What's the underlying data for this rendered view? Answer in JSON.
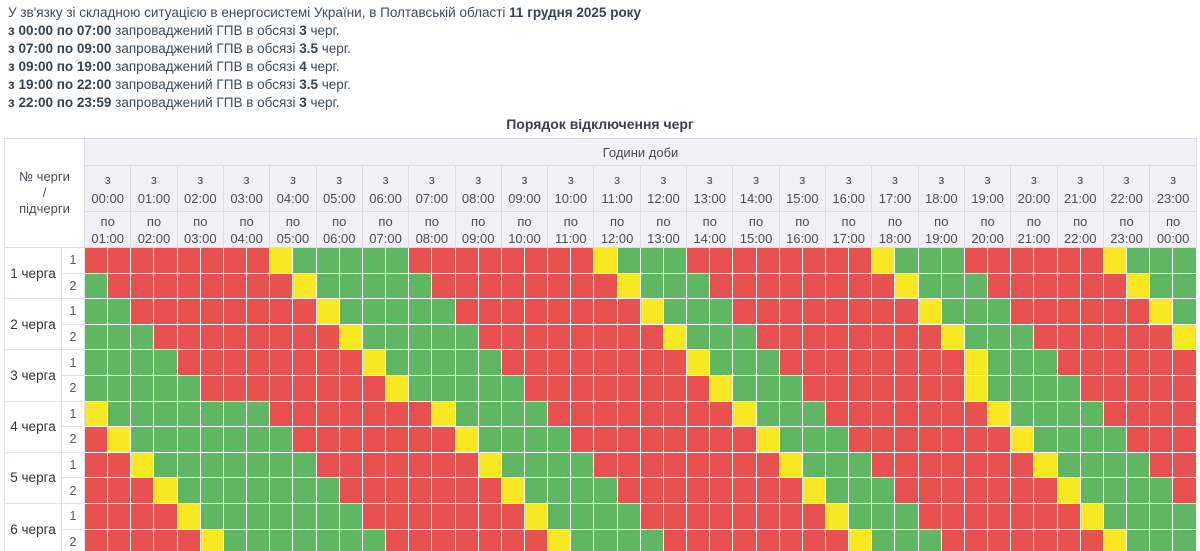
{
  "intro": {
    "line1_normal": "У зв'язку зі складною ситуацією в енергосистемі України, в Полтавській області",
    "line1_bold": "11 грудня 2025 року",
    "lines": [
      {
        "bold": "з 00:00 по 07:00",
        "mid": "запроваджений ГПВ в обсязі",
        "num": "3",
        "tail": "черг."
      },
      {
        "bold": "з 07:00 по 09:00",
        "mid": "запроваджений ГПВ в обсязі",
        "num": "3.5",
        "tail": "черг."
      },
      {
        "bold": "з 09:00 по 19:00",
        "mid": "запроваджений ГПВ в обсязі",
        "num": "4",
        "tail": "черг."
      },
      {
        "bold": "з 19:00 по 22:00",
        "mid": "запроваджений ГПВ в обсязі",
        "num": "3.5",
        "tail": "черг."
      },
      {
        "bold": "з 22:00 по 23:59",
        "mid": "запроваджений ГПВ в обсязі",
        "num": "3",
        "tail": "черг."
      }
    ]
  },
  "table": {
    "title": "Порядок відключення черг",
    "hours_header": "Години доби",
    "corner_lines": [
      "№ черги",
      "/",
      "підчерги"
    ],
    "from_prefix": "з",
    "to_prefix": "по",
    "from_times": [
      "00:00",
      "01:00",
      "02:00",
      "03:00",
      "04:00",
      "05:00",
      "06:00",
      "07:00",
      "08:00",
      "09:00",
      "10:00",
      "11:00",
      "12:00",
      "13:00",
      "14:00",
      "15:00",
      "16:00",
      "17:00",
      "18:00",
      "19:00",
      "20:00",
      "21:00",
      "22:00",
      "23:00"
    ],
    "to_times": [
      "01:00",
      "02:00",
      "03:00",
      "04:00",
      "05:00",
      "06:00",
      "07:00",
      "08:00",
      "09:00",
      "10:00",
      "11:00",
      "12:00",
      "13:00",
      "14:00",
      "15:00",
      "16:00",
      "17:00",
      "18:00",
      "19:00",
      "20:00",
      "21:00",
      "22:00",
      "23:00",
      "00:00"
    ],
    "colors": {
      "R": "#e85150",
      "G": "#5fb663",
      "Y": "#f7e822"
    },
    "legend_meaning": {
      "R": "off",
      "G": "on",
      "Y": "possible-off"
    },
    "queues": [
      {
        "label": "1 черга",
        "sub": [
          {
            "num": "1",
            "cells": "RRRRRRRRYGGGGGRRRRRRRRYGGGRRRRRRRRYGGGRRRRRRYGGG"
          },
          {
            "num": "2",
            "cells": "GRRRRRRRRYGGGGGRRRRRRRRYGGGRRRRRRRRYGGGRRRRRRYGG"
          }
        ]
      },
      {
        "label": "2 черга",
        "sub": [
          {
            "num": "1",
            "cells": "GGRRRRRRRRYGGGGGRRRRRRRRYGGGRRRRRRRRYGGGRRRRRRYG"
          },
          {
            "num": "2",
            "cells": "GGGRRRRRRRRYGGGGGRRRRRRRRYGGGRRRRRRRRYGGGRRRRRRY"
          }
        ]
      },
      {
        "label": "3 черга",
        "sub": [
          {
            "num": "1",
            "cells": "GGGGRRRRRRRRYGGGGGRRRRRRRRYGGGRRRRRRRRYGGGRRRRRR"
          },
          {
            "num": "2",
            "cells": "GGGGGRRRRRRRRYGGGGGRRRRRRRRYGGGRRRRRRRYGGGGRRRRR"
          }
        ]
      },
      {
        "label": "4 черга",
        "sub": [
          {
            "num": "1",
            "cells": "YGGGGGGGRRRRRRRYGGGGRRRRRRRRYGGGRRRRRRRYGGGGRRRR"
          },
          {
            "num": "2",
            "cells": "RYGGGGGGGRRRRRRRYGGGGRRRRRRRRYGGGRRRRRRRYGGGGRRR"
          }
        ]
      },
      {
        "label": "5 черга",
        "sub": [
          {
            "num": "1",
            "cells": "RRYGGGGGGGRRRRRRRYGGGGRRRRRRRRYGGGRRRRRRRYGGGGRR"
          },
          {
            "num": "2",
            "cells": "RRRYGGGGGGGRRRRRRRYGGGGRRRRRRRRYGGGRRRRRRRYGGGGR"
          }
        ]
      },
      {
        "label": "6 черга",
        "sub": [
          {
            "num": "1",
            "cells": "RRRRYGGGGGGGRRRRRRRYGGGGRRRRRRRRYGGGRRRRRRRYGGGG"
          },
          {
            "num": "2",
            "cells": "RRRRRYGGGGGGGRRRRRRRYGGGGRRRRRRRRYGGGRRRRRRRYGGG"
          }
        ]
      }
    ]
  }
}
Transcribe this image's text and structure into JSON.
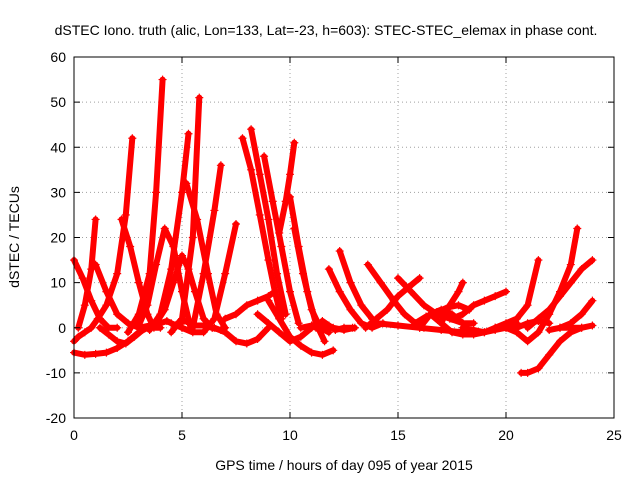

========================================================================

### WHAT YOU SHOULD DO
Output every entry exactly as given; pictures are not part of the copy.

### FULL SOLUTION
What's the underlying data for this rendered view? Answer in JSON.
{
  "intro": {
    "line1_normal": "У зв'язку зі складною ситуацією в енергосистемі України, в Полтавській області",
    "line1_bold": "11 грудня 2025 року",
    "lines": [
      {
        "bold": "з 00:00 по 07:00",
        "mid": "запроваджений ГПВ в обсязі",
        "num": "3",
        "tail": "черг."
      },
      {
        "bold": "з 07:00 по 09:00",
        "mid": "запроваджений ГПВ в обсязі",
        "num": "3.5",
        "tail": "черг."
      },
      {
        "bold": "з 09:00 по 19:00",
        "mid": "запроваджений ГПВ в обсязі",
        "num": "4",
        "tail": "черг."
      },
      {
        "bold": "з 19:00 по 22:00",
        "mid": "запроваджений ГПВ в обсязі",
        "num": "3.5",
        "tail": "черг."
      },
      {
        "bold": "з 22:00 по 23:59",
        "mid": "запроваджений ГПВ в обсязі",
        "num": "3",
        "tail": "черг."
      }
    ]
  },
  "table": {
    "title": "Порядок відключення черг",
    "hours_header": "Години доби",
    "corner_lines": [
      "№ черги",
      "/",
      "підчерги"
    ],
    "from_prefix": "з",
    "to_prefix": "по",
    "from_times": [
      "00:00",
      "01:00",
      "02:00",
      "03:00",
      "04:00",
      "05:00",
      "06:00",
      "07:00",
      "08:00",
      "09:00",
      "10:00",
      "11:00",
      "12:00",
      "13:00",
      "14:00",
      "15:00",
      "16:00",
      "17:00",
      "18:00",
      "19:00",
      "20:00",
      "21:00",
      "22:00",
      "23:00"
    ],
    "to_times": [
      "01:00",
      "02:00",
      "03:00",
      "04:00",
      "05:00",
      "06:00",
      "07:00",
      "08:00",
      "09:00",
      "10:00",
      "11:00",
      "12:00",
      "13:00",
      "14:00",
      "15:00",
      "16:00",
      "17:00",
      "18:00",
      "19:00",
      "20:00",
      "21:00",
      "22:00",
      "23:00",
      "00:00"
    ],
    "colors": {
      "R": "#e85150",
      "G": "#5fb663",
      "Y": "#f7e822"
    },
    "legend_meaning": {
      "R": "off",
      "G": "on",
      "Y": "possible-off"
    },
    "queues": [
      {
        "label": "1 черга",
        "sub": [
          {
            "num": "1",
            "cells": "RRRRRRRRYGGGGGRRRRRRRRYGGGRRRRRRRRYGGGRRRRRRYGGG"
          },
          {
            "num": "2",
            "cells": "GRRRRRRRRYGGGGGRRRRRRRRYGGGRRRRRRRRYGGGRRRRRRYGG"
          }
        ]
      },
      {
        "label": "2 черга",
        "sub": [
          {
            "num": "1",
            "cells": "GGRRRRRRRRYGGGGGRRRRRRRRYGGGRRRRRRRRYGGGRRRRRRYG"
          },
          {
            "num": "2",
            "cells": "GGGRRRRRRRRYGGGGGRRRRRRRRYGGGRRRRRRRRYGGGRRRRRRY"
          }
        ]
      },
      {
        "label": "3 черга",
        "sub": [
          {
            "num": "1",
            "cells": "GGGGRRRRRRRRYGGGGGRRRRRRRRYGGGRRRRRRRRYGGGRRRRRR"
          },
          {
            "num": "2",
            "cells": "GGGGGRRRRRRRRYGGGGGRRRRRRRRYGGGRRRRRRRYGGGGRRRRR"
          }
        ]
      },
      {
        "label": "4 черга",
        "sub": [
          {
            "num": "1",
            "cells": "YGGGGGGGRRRRRRRYGGGGRRRRRRRRYGGGRRRRRRRYGGGGRRRR"
          },
          {
            "num": "2",
            "cells": "RYGGGGGGGRRRRRRRYGGGGRRRRRRRRYGGGRRRRRRRYGGGGRRR"
          }
        ]
      },
      {
        "label": "5 черга",
        "sub": [
          {
            "num": "1",
            "cells": "RRYGGGGGGGRRRRRRRYGGGGRRRRRRRRYGGGRRRRRRRYGGGGRR"
          },
          {
            "num": "2",
            "cells": "RRRYGGGGGGGRRRRRRRYGGGGRRRRRRRRYGGGRRRRRRRYGGGGR"
          }
        ]
      },
      {
        "label": "6 черга",
        "sub": [
          {
            "num": "1",
            "cells": "RRRRYGGGGGGGRRRRRRRYGGGGRRRRRRRRYGGGRRRRRRRYGGGG"
          },
          {
            "num": "2",
            "cells": "RRRRRYGGGGGGGRRRRRRRYGGGGRRRRRRRRYGGGRRRRRRRYGGG"
          }
        ]
      }
    ]
  }
}
Transcribe this image's text and structure into JSON.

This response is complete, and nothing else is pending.